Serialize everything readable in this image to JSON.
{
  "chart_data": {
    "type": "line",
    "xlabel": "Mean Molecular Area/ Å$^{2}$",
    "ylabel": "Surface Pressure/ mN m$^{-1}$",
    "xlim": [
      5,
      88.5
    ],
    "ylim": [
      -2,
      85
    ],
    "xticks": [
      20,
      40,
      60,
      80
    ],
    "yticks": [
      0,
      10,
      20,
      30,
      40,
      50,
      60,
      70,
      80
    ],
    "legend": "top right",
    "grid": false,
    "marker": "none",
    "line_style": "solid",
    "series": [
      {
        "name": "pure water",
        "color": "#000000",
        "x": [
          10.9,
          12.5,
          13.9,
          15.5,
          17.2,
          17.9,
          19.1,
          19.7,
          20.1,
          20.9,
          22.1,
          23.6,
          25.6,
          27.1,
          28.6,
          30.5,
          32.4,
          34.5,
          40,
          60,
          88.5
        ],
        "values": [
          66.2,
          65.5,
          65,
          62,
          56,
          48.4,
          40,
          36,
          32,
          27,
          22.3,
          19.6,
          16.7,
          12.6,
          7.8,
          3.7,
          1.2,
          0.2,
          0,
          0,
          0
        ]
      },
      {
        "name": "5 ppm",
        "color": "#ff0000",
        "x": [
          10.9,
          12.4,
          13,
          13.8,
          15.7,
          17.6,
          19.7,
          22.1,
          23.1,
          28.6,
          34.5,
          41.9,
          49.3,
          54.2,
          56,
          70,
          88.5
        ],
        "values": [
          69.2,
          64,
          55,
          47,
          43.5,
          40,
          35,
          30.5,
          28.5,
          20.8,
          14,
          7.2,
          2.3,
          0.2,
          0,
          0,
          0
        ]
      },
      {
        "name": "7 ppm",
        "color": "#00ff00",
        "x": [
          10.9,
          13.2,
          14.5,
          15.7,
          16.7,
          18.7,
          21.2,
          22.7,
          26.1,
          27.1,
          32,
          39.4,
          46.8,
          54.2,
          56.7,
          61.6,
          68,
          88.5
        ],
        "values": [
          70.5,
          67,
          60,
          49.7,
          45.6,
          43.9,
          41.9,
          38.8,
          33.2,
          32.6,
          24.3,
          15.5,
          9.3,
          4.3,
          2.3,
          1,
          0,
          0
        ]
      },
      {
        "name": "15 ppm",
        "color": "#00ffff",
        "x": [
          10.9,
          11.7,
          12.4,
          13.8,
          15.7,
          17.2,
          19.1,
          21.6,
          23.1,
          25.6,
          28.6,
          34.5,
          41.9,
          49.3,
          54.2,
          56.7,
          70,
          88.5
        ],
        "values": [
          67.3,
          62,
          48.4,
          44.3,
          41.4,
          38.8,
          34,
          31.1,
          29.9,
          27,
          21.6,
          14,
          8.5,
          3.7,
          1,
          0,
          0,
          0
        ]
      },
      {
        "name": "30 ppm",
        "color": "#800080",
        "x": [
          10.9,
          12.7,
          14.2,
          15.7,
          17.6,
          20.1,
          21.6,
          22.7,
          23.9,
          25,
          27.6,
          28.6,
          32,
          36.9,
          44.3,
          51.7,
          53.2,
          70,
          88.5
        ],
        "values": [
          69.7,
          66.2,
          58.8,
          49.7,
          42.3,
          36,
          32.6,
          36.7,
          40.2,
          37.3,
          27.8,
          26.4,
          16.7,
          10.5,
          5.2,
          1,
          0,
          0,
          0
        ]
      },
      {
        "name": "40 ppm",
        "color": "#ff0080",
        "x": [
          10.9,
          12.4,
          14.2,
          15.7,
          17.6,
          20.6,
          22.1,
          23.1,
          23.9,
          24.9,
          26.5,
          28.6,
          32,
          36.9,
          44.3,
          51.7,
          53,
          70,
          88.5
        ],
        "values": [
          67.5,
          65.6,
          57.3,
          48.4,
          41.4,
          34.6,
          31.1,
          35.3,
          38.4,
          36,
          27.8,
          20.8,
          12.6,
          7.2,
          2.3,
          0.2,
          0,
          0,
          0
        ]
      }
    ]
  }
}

━━━━━━━━━━━━━━━━

__Problem to solve__
Repeat back the data above, exact to the last character.

__Full response__
Serialize everything readable in this image to JSON.
{
  "chart_data": {
    "type": "line",
    "xlabel": "Mean Molecular Area/ Å$^{2}$",
    "ylabel": "Surface Pressure/ mN m$^{-1}$",
    "xlim": [
      5,
      88.5
    ],
    "ylim": [
      -2,
      85
    ],
    "xticks": [
      20,
      40,
      60,
      80
    ],
    "yticks": [
      0,
      10,
      20,
      30,
      40,
      50,
      60,
      70,
      80
    ],
    "legend": "top right",
    "grid": false,
    "marker": "none",
    "line_style": "solid",
    "series": [
      {
        "name": "pure water",
        "color": "#000000",
        "x": [
          10.9,
          12.5,
          13.9,
          15.5,
          17.2,
          17.9,
          19.1,
          19.7,
          20.1,
          20.9,
          22.1,
          23.6,
          25.6,
          27.1,
          28.6,
          30.5,
          32.4,
          34.5,
          40,
          60,
          88.5
        ],
        "values": [
          66.2,
          65.5,
          65,
          62,
          56,
          48.4,
          40,
          36,
          32,
          27,
          22.3,
          19.6,
          16.7,
          12.6,
          7.8,
          3.7,
          1.2,
          0.2,
          0,
          0,
          0
        ]
      },
      {
        "name": "5 ppm",
        "color": "#ff0000",
        "x": [
          10.9,
          12.4,
          13,
          13.8,
          15.7,
          17.6,
          19.7,
          22.1,
          23.1,
          28.6,
          34.5,
          41.9,
          49.3,
          54.2,
          56,
          70,
          88.5
        ],
        "values": [
          69.2,
          64,
          55,
          47,
          43.5,
          40,
          35,
          30.5,
          28.5,
          20.8,
          14,
          7.2,
          2.3,
          0.2,
          0,
          0,
          0
        ]
      },
      {
        "name": "7 ppm",
        "color": "#00ff00",
        "x": [
          10.9,
          13.2,
          14.5,
          15.7,
          16.7,
          18.7,
          21.2,
          22.7,
          26.1,
          27.1,
          32,
          39.4,
          46.8,
          54.2,
          56.7,
          61.6,
          68,
          88.5
        ],
        "values": [
          70.5,
          67,
          60,
          49.7,
          45.6,
          43.9,
          41.9,
          38.8,
          33.2,
          32.6,
          24.3,
          15.5,
          9.3,
          4.3,
          2.3,
          1,
          0,
          0
        ]
      },
      {
        "name": "15 ppm",
        "color": "#00ffff",
        "x": [
          10.9,
          11.7,
          12.4,
          13.8,
          15.7,
          17.2,
          19.1,
          21.6,
          23.1,
          25.6,
          28.6,
          34.5,
          41.9,
          49.3,
          54.2,
          56.7,
          70,
          88.5
        ],
        "values": [
          67.3,
          62,
          48.4,
          44.3,
          41.4,
          38.8,
          34,
          31.1,
          29.9,
          27,
          21.6,
          14,
          8.5,
          3.7,
          1,
          0,
          0,
          0
        ]
      },
      {
        "name": "30 ppm",
        "color": "#800080",
        "x": [
          10.9,
          12.7,
          14.2,
          15.7,
          17.6,
          20.1,
          21.6,
          22.7,
          23.9,
          25,
          27.6,
          28.6,
          32,
          36.9,
          44.3,
          51.7,
          53.2,
          70,
          88.5
        ],
        "values": [
          69.7,
          66.2,
          58.8,
          49.7,
          42.3,
          36,
          32.6,
          36.7,
          40.2,
          37.3,
          27.8,
          26.4,
          16.7,
          10.5,
          5.2,
          1,
          0,
          0,
          0
        ]
      },
      {
        "name": "40 ppm",
        "color": "#ff0080",
        "x": [
          10.9,
          12.4,
          14.2,
          15.7,
          17.6,
          20.6,
          22.1,
          23.1,
          23.9,
          24.9,
          26.5,
          28.6,
          32,
          36.9,
          44.3,
          51.7,
          53,
          70,
          88.5
        ],
        "values": [
          67.5,
          65.6,
          57.3,
          48.4,
          41.4,
          34.6,
          31.1,
          35.3,
          38.4,
          36,
          27.8,
          20.8,
          12.6,
          7.2,
          2.3,
          0.2,
          0,
          0,
          0
        ]
      }
    ]
  }
}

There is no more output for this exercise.